*Information supplied:*
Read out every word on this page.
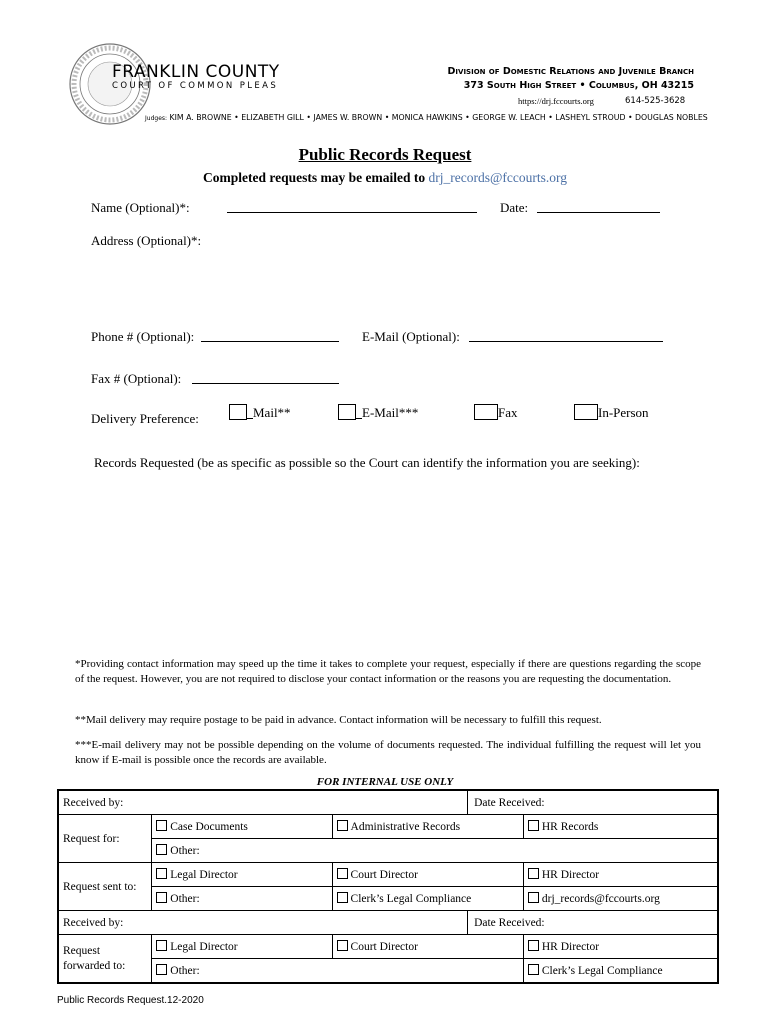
FRANKLIN COUNTY
COURT OF COMMON PLEAS
Division of Domestic Relations and Juvenile Branch
373 South High Street • Columbus, OH 43215
https://drj.fccourts.org	614-525-3628
Judges: KIM A. BROWNE • ELIZABETH GILL • JAMES W. BROWN • MONICA HAWKINS • GEORGE W. LEACH • LASHEYL STROUD • DOUGLAS NOBLES
Public Records Request
Completed requests may be emailed to drj_records@fccourts.org
Name (Optional)*:	Date:
Address (Optional)*:
Phone # (Optional):	E-Mail (Optional):
Fax # (Optional):
Delivery Preference:	Mail**	E-Mail***	Fax	In-Person
Records Requested (be as specific as possible so the Court can identify the information you are seeking):
*Providing contact information may speed up the time it takes to complete your request, especially if there are questions regarding the scope of the request. However, you are not required to disclose your contact information or the reasons you are requesting the documentation.
**Mail delivery may require postage to be paid in advance. Contact information will be necessary to fulfill this request.
***E-mail delivery may not be possible depending on the volume of documents requested. The individual fulfilling the request will let you know if E-mail is possible once the records are available.
FOR INTERNAL USE ONLY
Received by:			Date Received:	
Request for:	Case Documents	Administrative Records		HR Records
	Other:			
Request sent to:	Legal Director	Court Director		HR Director
	Other:	Clerk’s Legal Compliance		drj_records@fccourts.org
Received by:			Date Received:	
Request
forwarded to:	Legal Director	Court Director		HR Director
	Other:			Clerk’s Legal Compliance
Public Records Request.12-2020
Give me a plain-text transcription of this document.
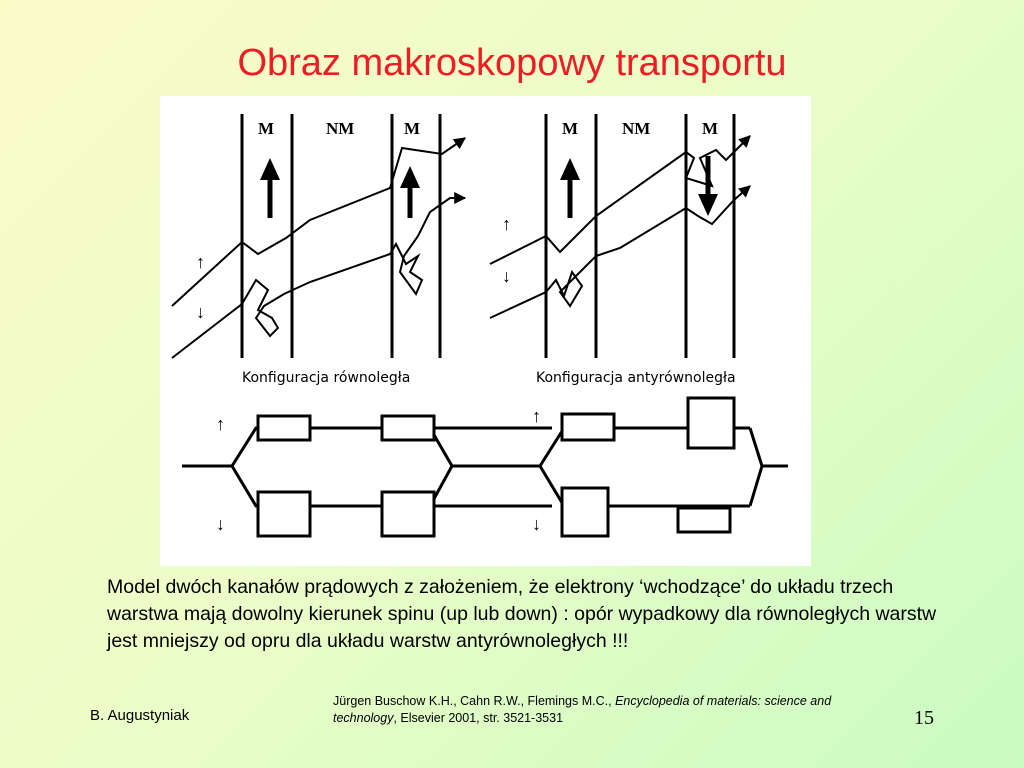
Obraz makroskopowy transportu
M	NM	M
↑
↓
Konfiguracja równoległa
M	NM	M
↑
↓
Konfiguracja antyrównoległa
↑
↓
↑
↓

Model dwóch kanałów prądowych z założeniem, że elektrony ‘wchodzące’ do układu trzech warstwa mają dowolny kierunek spinu (up lub down) : opór wypadkowy dla równoległych warstw jest mniejszy od opru dla układu warstw antyrównoległych !!!

B. Augustyniak
Jürgen Buschow K.H., Cahn R.W., Flemings M.C., Encyclopedia of materials: science and technology, Elsevier 2001, str. 3521-3531	15
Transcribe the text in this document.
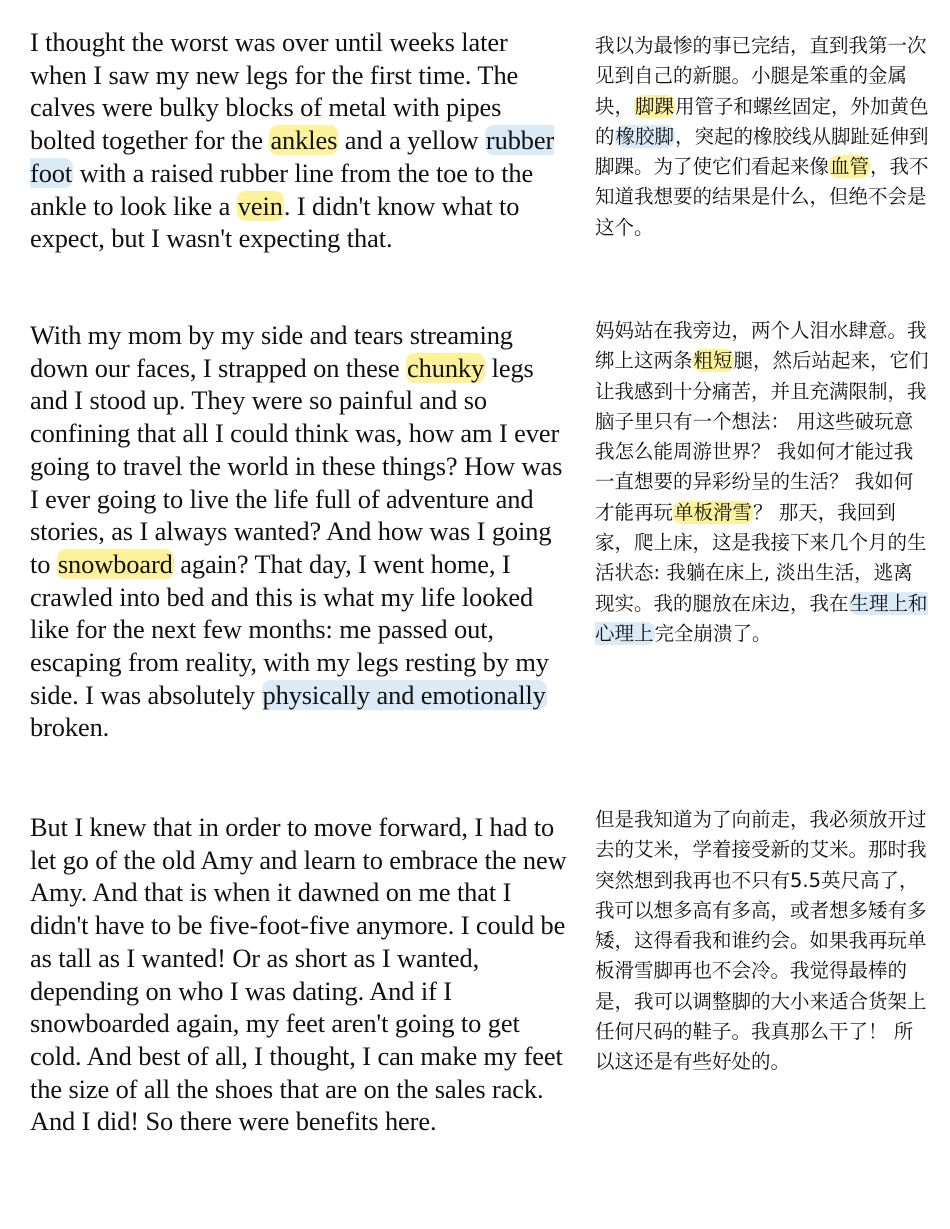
I thought the worst was over until weeks later when I saw my new legs for the first time. The calves were bulky blocks of metal with pipes bolted together for the ankles and a yellow rubber foot with a raised rubber line from the toe to the ankle to look like a vein. I didn't know what to expect, but I wasn't expecting that.

我以为最惨的事已完结，直到我第一次见到自己的新腿。小腿是笨重的金属块，脚踝用管子和螺丝固定，外加黄色的橡胶脚，突起的橡胶线从脚趾延伸到脚踝。为了使它们看起来像血管，我不知道我想要的结果是什么，但绝不会是这个。

With my mom by my side and tears streaming down our faces, I strapped on these chunky legs and I stood up. They were so painful and so confining that all I could think was, how am I ever going to travel the world in these things? How was I ever going to live the life full of adventure and stories, as I always wanted? And how was I going to snowboard again? That day, I went home, I crawled into bed and this is what my life looked like for the next few months: me passed out, escaping from reality, with my legs resting by my side. I was absolutely physically and emotionally broken.

妈妈站在我旁边，两个人泪水肆意。我绑上这两条粗短腿，然后站起来，它们让我感到十分痛苦，并且充满限制，我脑子里只有一个想法： 用这些破玩意我怎么能周游世界？ 我如何才能过我 一直想要的异彩纷呈的生活？ 我如何才能再玩单板滑雪？ 那天，我回到家，爬上床，这是我接下来几个月的生活状态: 我躺在床上, 淡出生活，逃离现实。我的腿放在床边，我在生理上和心理上完全崩溃了。

But I knew that in order to move forward, I had to let go of the old Amy and learn to embrace the new Amy. And that is when it dawned on me that I didn't have to be five-foot-five anymore. I could be as tall as I wanted! Or as short as I wanted, depending on who I was dating. And if I snowboarded again, my feet aren't going to get cold. And best of all, I thought, I can make my feet the size of all the shoes that are on the sales rack. And I did! So there were benefits here.

但是我知道为了向前走，我必须放开过去的艾米，学着接受新的艾米。那时我突然想到我再也不只有5.5英尺高了，我可以想多高有多高，或者想多矮有多矮，这得看我和谁约会。如果我再玩单板滑雪脚再也不会冷。我觉得最棒的是，我可以调整脚的大小来适合货架上任何尺码的鞋子。我真那么干了！ 所以这还是有些好处的。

*Problem statement:* Return each line of the data that contains the string "text".

*Solution to this exercise:*
Give me a plain-text transcription of this document.
Transcribe the text in this document.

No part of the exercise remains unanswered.